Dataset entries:
* * *

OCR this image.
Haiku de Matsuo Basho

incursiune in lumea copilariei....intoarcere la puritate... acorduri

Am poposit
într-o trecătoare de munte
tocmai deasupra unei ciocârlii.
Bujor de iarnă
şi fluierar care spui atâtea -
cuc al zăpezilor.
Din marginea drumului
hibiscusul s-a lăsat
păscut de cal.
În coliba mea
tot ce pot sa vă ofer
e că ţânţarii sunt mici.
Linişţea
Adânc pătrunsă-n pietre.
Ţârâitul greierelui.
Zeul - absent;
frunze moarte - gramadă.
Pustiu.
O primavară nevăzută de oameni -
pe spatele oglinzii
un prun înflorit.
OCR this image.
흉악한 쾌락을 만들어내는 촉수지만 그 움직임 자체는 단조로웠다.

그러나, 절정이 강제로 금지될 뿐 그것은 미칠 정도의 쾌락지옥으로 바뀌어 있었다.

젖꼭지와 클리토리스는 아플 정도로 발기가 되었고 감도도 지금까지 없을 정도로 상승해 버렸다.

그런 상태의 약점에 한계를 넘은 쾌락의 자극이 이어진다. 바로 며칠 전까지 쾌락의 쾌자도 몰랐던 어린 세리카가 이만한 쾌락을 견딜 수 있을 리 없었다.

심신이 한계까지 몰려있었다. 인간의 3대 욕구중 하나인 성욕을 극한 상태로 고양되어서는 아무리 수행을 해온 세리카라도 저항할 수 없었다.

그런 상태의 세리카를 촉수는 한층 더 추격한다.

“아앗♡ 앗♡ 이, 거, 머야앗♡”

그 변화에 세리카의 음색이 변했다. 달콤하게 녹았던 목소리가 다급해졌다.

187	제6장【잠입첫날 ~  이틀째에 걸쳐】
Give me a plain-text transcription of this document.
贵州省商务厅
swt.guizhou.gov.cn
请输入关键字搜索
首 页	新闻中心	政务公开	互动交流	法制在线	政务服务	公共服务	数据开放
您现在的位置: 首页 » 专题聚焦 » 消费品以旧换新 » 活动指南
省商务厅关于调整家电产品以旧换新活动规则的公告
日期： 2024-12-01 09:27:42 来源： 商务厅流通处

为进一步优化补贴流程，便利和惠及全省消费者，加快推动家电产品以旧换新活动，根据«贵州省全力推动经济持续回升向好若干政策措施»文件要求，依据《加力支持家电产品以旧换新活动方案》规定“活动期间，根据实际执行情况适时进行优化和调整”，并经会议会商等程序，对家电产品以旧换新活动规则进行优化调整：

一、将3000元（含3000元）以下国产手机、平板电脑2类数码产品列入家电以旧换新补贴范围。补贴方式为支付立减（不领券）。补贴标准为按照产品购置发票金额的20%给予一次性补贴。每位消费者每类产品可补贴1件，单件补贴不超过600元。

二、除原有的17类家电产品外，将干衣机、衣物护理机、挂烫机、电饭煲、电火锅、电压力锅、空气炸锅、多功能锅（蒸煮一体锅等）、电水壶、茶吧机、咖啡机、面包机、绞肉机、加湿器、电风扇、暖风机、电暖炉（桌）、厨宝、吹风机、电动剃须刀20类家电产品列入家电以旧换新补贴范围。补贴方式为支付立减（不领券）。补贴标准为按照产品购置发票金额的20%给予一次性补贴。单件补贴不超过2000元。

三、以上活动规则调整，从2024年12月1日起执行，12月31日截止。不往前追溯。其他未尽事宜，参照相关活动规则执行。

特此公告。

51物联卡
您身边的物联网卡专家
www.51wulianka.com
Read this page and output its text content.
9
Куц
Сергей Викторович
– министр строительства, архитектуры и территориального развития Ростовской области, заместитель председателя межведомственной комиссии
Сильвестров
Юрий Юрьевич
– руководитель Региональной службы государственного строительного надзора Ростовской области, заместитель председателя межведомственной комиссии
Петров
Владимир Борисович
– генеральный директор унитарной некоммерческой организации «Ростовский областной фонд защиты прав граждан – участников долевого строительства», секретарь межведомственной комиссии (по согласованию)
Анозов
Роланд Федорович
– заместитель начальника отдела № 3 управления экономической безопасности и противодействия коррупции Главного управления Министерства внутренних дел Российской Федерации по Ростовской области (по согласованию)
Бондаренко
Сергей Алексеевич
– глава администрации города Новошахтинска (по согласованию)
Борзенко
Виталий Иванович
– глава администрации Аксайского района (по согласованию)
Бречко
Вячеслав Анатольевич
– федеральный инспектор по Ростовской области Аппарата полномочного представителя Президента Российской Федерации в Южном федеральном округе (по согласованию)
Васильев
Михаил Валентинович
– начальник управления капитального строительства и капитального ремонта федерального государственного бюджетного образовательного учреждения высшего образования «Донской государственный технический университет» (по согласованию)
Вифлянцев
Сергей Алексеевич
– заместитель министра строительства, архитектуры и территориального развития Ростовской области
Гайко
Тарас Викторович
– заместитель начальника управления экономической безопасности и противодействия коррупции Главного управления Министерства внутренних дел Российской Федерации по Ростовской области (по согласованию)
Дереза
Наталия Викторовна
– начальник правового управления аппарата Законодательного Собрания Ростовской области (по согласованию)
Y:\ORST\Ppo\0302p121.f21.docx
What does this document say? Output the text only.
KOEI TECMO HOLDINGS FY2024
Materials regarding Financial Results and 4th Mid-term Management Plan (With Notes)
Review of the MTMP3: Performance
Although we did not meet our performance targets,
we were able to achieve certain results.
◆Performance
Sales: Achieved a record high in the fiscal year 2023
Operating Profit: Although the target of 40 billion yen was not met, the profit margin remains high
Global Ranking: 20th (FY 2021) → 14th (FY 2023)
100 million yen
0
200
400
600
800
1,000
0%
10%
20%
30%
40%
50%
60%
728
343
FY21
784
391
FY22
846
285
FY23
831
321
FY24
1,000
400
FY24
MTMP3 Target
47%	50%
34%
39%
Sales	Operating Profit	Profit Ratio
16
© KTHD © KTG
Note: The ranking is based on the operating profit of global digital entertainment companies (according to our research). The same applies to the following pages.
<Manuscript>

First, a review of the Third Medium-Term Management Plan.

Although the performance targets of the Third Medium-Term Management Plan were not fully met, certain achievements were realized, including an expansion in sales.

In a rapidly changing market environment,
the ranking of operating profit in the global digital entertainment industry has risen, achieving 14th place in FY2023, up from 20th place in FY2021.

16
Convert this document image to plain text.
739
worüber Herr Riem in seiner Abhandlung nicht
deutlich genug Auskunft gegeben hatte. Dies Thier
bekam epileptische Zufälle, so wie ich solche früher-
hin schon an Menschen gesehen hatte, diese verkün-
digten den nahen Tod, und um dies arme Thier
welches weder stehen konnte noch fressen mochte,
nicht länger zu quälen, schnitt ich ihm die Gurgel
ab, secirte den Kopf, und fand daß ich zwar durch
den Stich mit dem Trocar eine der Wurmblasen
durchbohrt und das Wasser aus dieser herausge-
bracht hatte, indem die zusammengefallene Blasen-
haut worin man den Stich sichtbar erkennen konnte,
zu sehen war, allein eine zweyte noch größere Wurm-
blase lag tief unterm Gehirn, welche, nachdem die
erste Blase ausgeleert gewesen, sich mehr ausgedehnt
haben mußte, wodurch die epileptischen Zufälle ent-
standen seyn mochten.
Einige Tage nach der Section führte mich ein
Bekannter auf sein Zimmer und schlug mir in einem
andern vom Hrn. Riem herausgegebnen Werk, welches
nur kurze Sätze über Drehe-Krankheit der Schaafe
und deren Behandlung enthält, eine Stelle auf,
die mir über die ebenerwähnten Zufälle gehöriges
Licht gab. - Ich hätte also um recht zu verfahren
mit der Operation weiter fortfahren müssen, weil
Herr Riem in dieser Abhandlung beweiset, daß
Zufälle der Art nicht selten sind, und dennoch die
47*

* * *

Problem: Which lines hold the word "nicht"? Copy each of them from the records.

Worked solution:
worüber Herr Riem in seiner Abhandlung nicht
nicht länger zu quälen, schnitt ich ihm die Gurgel
Zufälle der Art nicht selten sind, und dennoch die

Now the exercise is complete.